____ Input records
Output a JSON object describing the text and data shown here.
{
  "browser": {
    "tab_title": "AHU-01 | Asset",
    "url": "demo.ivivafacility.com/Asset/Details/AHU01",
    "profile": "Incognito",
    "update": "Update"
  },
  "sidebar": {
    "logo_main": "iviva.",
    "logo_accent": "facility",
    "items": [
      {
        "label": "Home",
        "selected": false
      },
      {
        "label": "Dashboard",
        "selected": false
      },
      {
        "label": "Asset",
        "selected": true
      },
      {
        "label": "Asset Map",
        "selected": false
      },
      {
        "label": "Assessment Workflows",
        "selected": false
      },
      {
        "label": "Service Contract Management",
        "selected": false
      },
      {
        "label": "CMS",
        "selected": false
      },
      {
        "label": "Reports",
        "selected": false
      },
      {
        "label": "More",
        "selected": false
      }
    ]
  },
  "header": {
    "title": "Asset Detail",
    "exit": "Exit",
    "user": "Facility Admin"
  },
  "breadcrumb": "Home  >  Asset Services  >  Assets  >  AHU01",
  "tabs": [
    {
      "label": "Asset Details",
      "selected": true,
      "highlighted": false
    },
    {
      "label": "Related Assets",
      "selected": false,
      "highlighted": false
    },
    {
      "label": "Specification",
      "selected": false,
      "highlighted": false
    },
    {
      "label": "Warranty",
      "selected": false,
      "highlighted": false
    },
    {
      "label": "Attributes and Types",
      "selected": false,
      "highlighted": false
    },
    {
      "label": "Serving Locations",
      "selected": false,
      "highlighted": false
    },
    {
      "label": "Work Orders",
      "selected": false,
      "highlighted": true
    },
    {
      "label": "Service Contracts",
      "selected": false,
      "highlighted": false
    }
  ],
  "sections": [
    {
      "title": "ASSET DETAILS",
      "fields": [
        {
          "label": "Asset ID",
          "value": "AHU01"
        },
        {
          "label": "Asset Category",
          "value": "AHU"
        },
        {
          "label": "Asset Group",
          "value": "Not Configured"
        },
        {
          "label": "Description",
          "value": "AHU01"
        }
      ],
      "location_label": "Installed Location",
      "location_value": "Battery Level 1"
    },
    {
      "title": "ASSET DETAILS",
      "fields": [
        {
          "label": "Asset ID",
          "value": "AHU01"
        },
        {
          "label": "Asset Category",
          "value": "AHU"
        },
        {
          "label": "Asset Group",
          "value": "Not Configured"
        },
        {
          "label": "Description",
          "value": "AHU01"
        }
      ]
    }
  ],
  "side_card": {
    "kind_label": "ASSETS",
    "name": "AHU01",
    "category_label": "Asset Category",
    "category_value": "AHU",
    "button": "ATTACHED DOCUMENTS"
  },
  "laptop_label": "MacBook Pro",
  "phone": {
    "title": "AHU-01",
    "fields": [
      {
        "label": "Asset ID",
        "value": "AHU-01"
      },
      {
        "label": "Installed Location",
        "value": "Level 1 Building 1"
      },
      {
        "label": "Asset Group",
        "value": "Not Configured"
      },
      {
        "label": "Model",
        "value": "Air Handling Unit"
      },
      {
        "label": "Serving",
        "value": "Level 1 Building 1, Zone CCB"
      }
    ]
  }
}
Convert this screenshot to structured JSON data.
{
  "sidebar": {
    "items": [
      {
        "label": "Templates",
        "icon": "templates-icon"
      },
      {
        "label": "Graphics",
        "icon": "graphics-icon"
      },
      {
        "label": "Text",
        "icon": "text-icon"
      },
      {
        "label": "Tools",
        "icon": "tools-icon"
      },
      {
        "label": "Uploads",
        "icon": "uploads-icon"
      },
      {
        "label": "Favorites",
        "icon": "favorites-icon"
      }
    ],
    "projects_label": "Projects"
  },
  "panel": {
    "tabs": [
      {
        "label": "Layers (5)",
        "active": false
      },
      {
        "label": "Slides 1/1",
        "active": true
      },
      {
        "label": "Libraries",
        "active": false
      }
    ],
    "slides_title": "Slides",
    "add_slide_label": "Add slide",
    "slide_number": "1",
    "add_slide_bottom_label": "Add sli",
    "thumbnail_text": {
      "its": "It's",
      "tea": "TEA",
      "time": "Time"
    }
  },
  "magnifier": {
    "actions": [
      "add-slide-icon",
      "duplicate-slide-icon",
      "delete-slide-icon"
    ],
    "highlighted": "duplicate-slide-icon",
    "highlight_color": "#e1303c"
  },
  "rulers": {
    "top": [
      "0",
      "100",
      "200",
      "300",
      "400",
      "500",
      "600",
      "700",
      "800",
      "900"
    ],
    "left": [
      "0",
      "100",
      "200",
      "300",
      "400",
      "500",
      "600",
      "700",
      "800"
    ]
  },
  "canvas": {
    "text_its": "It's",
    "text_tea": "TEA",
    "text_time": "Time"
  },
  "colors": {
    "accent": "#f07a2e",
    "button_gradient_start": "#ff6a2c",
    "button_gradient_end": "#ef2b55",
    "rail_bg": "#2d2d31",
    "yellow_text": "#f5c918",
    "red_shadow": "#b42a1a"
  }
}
________
_Challenge_
Print the records once more, exactly as they were given.

_Exercise solution_
Output a JSON object describing the text and data shown here.
{
  "browser": {
    "tab_title": "AHU-01 | Asset",
    "url": "demo.ivivafacility.com/Asset/Details/AHU01",
    "profile": "Incognito",
    "update": "Update"
  },
  "sidebar": {
    "logo_main": "iviva.",
    "logo_accent": "facility",
    "items": [
      {
        "label": "Home",
        "selected": false
      },
      {
        "label": "Dashboard",
        "selected": false
      },
      {
        "label": "Asset",
        "selected": true
      },
      {
        "label": "Asset Map",
        "selected": false
      },
      {
        "label": "Assessment Workflows",
        "selected": false
      },
      {
        "label": "Service Contract Management",
        "selected": false
      },
      {
        "label": "CMS",
        "selected": false
      },
      {
        "label": "Reports",
        "selected": false
      },
      {
        "label": "More",
        "selected": false
      }
    ]
  },
  "header": {
    "title": "Asset Detail",
    "exit": "Exit",
    "user": "Facility Admin"
  },
  "breadcrumb": "Home  >  Asset Services  >  Assets  >  AHU01",
  "tabs": [
    {
      "label": "Asset Details",
      "selected": true,
      "highlighted": false
    },
    {
      "label": "Related Assets",
      "selected": false,
      "highlighted": false
    },
    {
      "label": "Specification",
      "selected": false,
      "highlighted": false
    },
    {
      "label": "Warranty",
      "selected": false,
      "highlighted": false
    },
    {
      "label": "Attributes and Types",
      "selected": false,
      "highlighted": false
    },
    {
      "label": "Serving Locations",
      "selected": false,
      "highlighted": false
    },
    {
      "label": "Work Orders",
      "selected": false,
      "highlighted": true
    },
    {
      "label": "Service Contracts",
      "selected": false,
      "highlighted": false
    }
  ],
  "sections": [
    {
      "title": "ASSET DETAILS",
      "fields": [
        {
          "label": "Asset ID",
          "value": "AHU01"
        },
        {
          "label": "Asset Category",
          "value": "AHU"
        },
        {
          "label": "Asset Group",
          "value": "Not Configured"
        },
        {
          "label": "Description",
          "value": "AHU01"
        }
      ],
      "location_label": "Installed Location",
      "location_value": "Battery Level 1"
    },
    {
      "title": "ASSET DETAILS",
      "fields": [
        {
          "label": "Asset ID",
          "value": "AHU01"
        },
        {
          "label": "Asset Category",
          "value": "AHU"
        },
        {
          "label": "Asset Group",
          "value": "Not Configured"
        },
        {
          "label": "Description",
          "value": "AHU01"
        }
      ]
    }
  ],
  "side_card": {
    "kind_label": "ASSETS",
    "name": "AHU01",
    "category_label": "Asset Category",
    "category_value": "AHU",
    "button": "ATTACHED DOCUMENTS"
  },
  "laptop_label": "MacBook Pro",
  "phone": {
    "title": "AHU-01",
    "fields": [
      {
        "label": "Asset ID",
        "value": "AHU-01"
      },
      {
        "label": "Installed Location",
        "value": "Level 1 Building 1"
      },
      {
        "label": "Asset Group",
        "value": "Not Configured"
      },
      {
        "label": "Model",
        "value": "Air Handling Unit"
      },
      {
        "label": "Serving",
        "value": "Level 1 Building 1, Zone CCB"
      }
    ]
  }
}
Convert this screenshot to structured JSON data.
{
  "sidebar": {
    "items": [
      {
        "label": "Templates",
        "icon": "templates-icon"
      },
      {
        "label": "Graphics",
        "icon": "graphics-icon"
      },
      {
        "label": "Text",
        "icon": "text-icon"
      },
      {
        "label": "Tools",
        "icon": "tools-icon"
      },
      {
        "label": "Uploads",
        "icon": "uploads-icon"
      },
      {
        "label": "Favorites",
        "icon": "favorites-icon"
      }
    ],
    "projects_label": "Projects"
  },
  "panel": {
    "tabs": [
      {
        "label": "Layers (5)",
        "active": false
      },
      {
        "label": "Slides 1/1",
        "active": true
      },
      {
        "label": "Libraries",
        "active": false
      }
    ],
    "slides_title": "Slides",
    "add_slide_label": "Add slide",
    "slide_number": "1",
    "add_slide_bottom_label": "Add sli",
    "thumbnail_text": {
      "its": "It's",
      "tea": "TEA",
      "time": "Time"
    }
  },
  "magnifier": {
    "actions": [
      "add-slide-icon",
      "duplicate-slide-icon",
      "delete-slide-icon"
    ],
    "highlighted": "duplicate-slide-icon",
    "highlight_color": "#e1303c"
  },
  "rulers": {
    "top": [
      "0",
      "100",
      "200",
      "300",
      "400",
      "500",
      "600",
      "700",
      "800",
      "900"
    ],
    "left": [
      "0",
      "100",
      "200",
      "300",
      "400",
      "500",
      "600",
      "700",
      "800"
    ]
  },
  "canvas": {
    "text_its": "It's",
    "text_tea": "TEA",
    "text_time": "Time"
  },
  "colors": {
    "accent": "#f07a2e",
    "button_gradient_start": "#ff6a2c",
    "button_gradient_end": "#ef2b55",
    "rail_bg": "#2d2d31",
    "yellow_text": "#f5c918",
    "red_shadow": "#b42a1a"
  }
}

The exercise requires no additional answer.